Lines that contain the string "this" are to be copied; leave out all others.

Data provided.

______

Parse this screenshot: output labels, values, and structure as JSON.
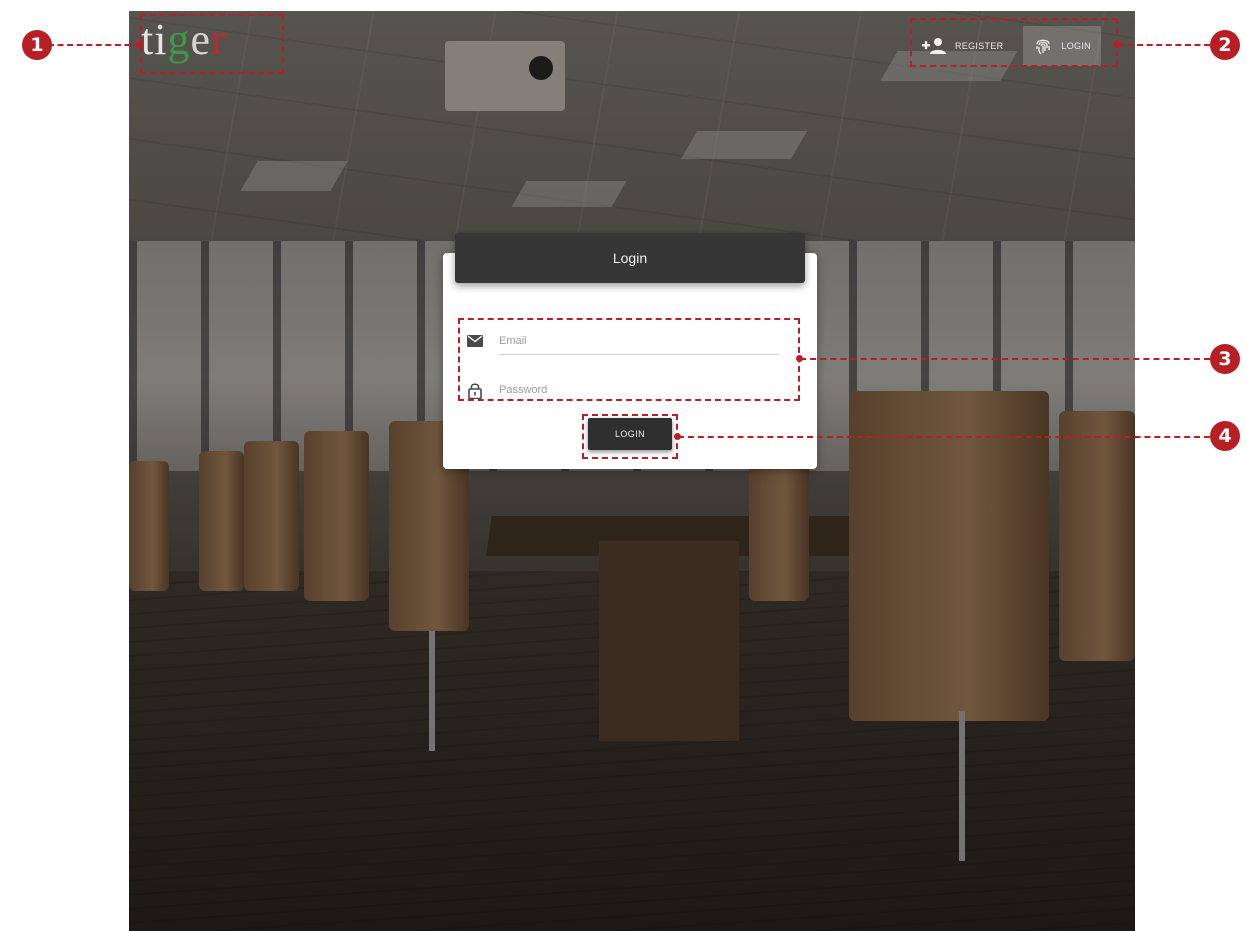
{
  "logo": {
    "parts": [
      "ti",
      "g",
      "e",
      "r"
    ]
  },
  "nav": {
    "register_label": "REGISTER",
    "login_label": "LOGIN",
    "icons": [
      "person-add-icon",
      "fingerprint-icon"
    ]
  },
  "login_card": {
    "title": "Login",
    "email_placeholder": "Email",
    "password_placeholder": "Password",
    "submit_label": "LOGIN",
    "icons": [
      "mail-icon",
      "lock-icon"
    ]
  },
  "annotations": {
    "markers": [
      "1",
      "2",
      "3",
      "4"
    ],
    "color": "#b81f25"
  },
  "colors": {
    "card_header": "#363636",
    "login_button": "#2f2f2f",
    "logo_green": "#3a9a45",
    "logo_red": "#c1272d"
  }
}
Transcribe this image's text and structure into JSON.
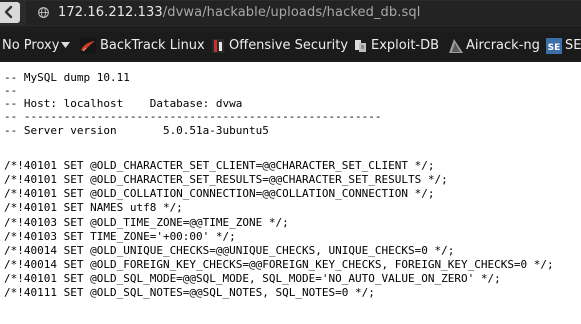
{
  "address_bar": {
    "host": "172.16.212.133",
    "path": "/dvwa/hackable/uploads/hacked_db.sql"
  },
  "bookmarks_toolbar": {
    "items": [
      {
        "label": "No Proxy",
        "icon": "dropdown-arrow-icon"
      },
      {
        "label": "BackTrack Linux",
        "icon": "backtrack-dragon-icon"
      },
      {
        "label": "Offensive Security",
        "icon": "offensive-security-icon"
      },
      {
        "label": "Exploit-DB",
        "icon": "exploit-db-icon"
      },
      {
        "label": "Aircrack-ng",
        "icon": "aircrack-icon"
      },
      {
        "label": "SE",
        "icon": "se-icon"
      }
    ]
  },
  "document": {
    "lines": [
      "-- MySQL dump 10.11",
      "--",
      "-- Host: localhost    Database: dvwa",
      "-- ------------------------------------------------------",
      "-- Server version       5.0.51a-3ubuntu5",
      "",
      "/*!40101 SET @OLD_CHARACTER_SET_CLIENT=@@CHARACTER_SET_CLIENT */;",
      "/*!40101 SET @OLD_CHARACTER_SET_RESULTS=@@CHARACTER_SET_RESULTS */;",
      "/*!40101 SET @OLD_COLLATION_CONNECTION=@@COLLATION_CONNECTION */;",
      "/*!40101 SET NAMES utf8 */;",
      "/*!40103 SET @OLD_TIME_ZONE=@@TIME_ZONE */;",
      "/*!40103 SET TIME_ZONE='+00:00' */;",
      "/*!40014 SET @OLD_UNIQUE_CHECKS=@@UNIQUE_CHECKS, UNIQUE_CHECKS=0 */;",
      "/*!40014 SET @OLD_FOREIGN_KEY_CHECKS=@@FOREIGN_KEY_CHECKS, FOREIGN_KEY_CHECKS=0 */;",
      "/*!40101 SET @OLD_SQL_MODE=@@SQL_MODE, SQL_MODE='NO_AUTO_VALUE_ON_ZERO' */;",
      "/*!40111 SET @OLD_SQL_NOTES=@@SQL_NOTES, SQL_NOTES=0 */;"
    ]
  }
}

______

The result.
Parse this screenshot: output labels, values, and structure as JSON.
Transcribe this image's text and structure into JSON.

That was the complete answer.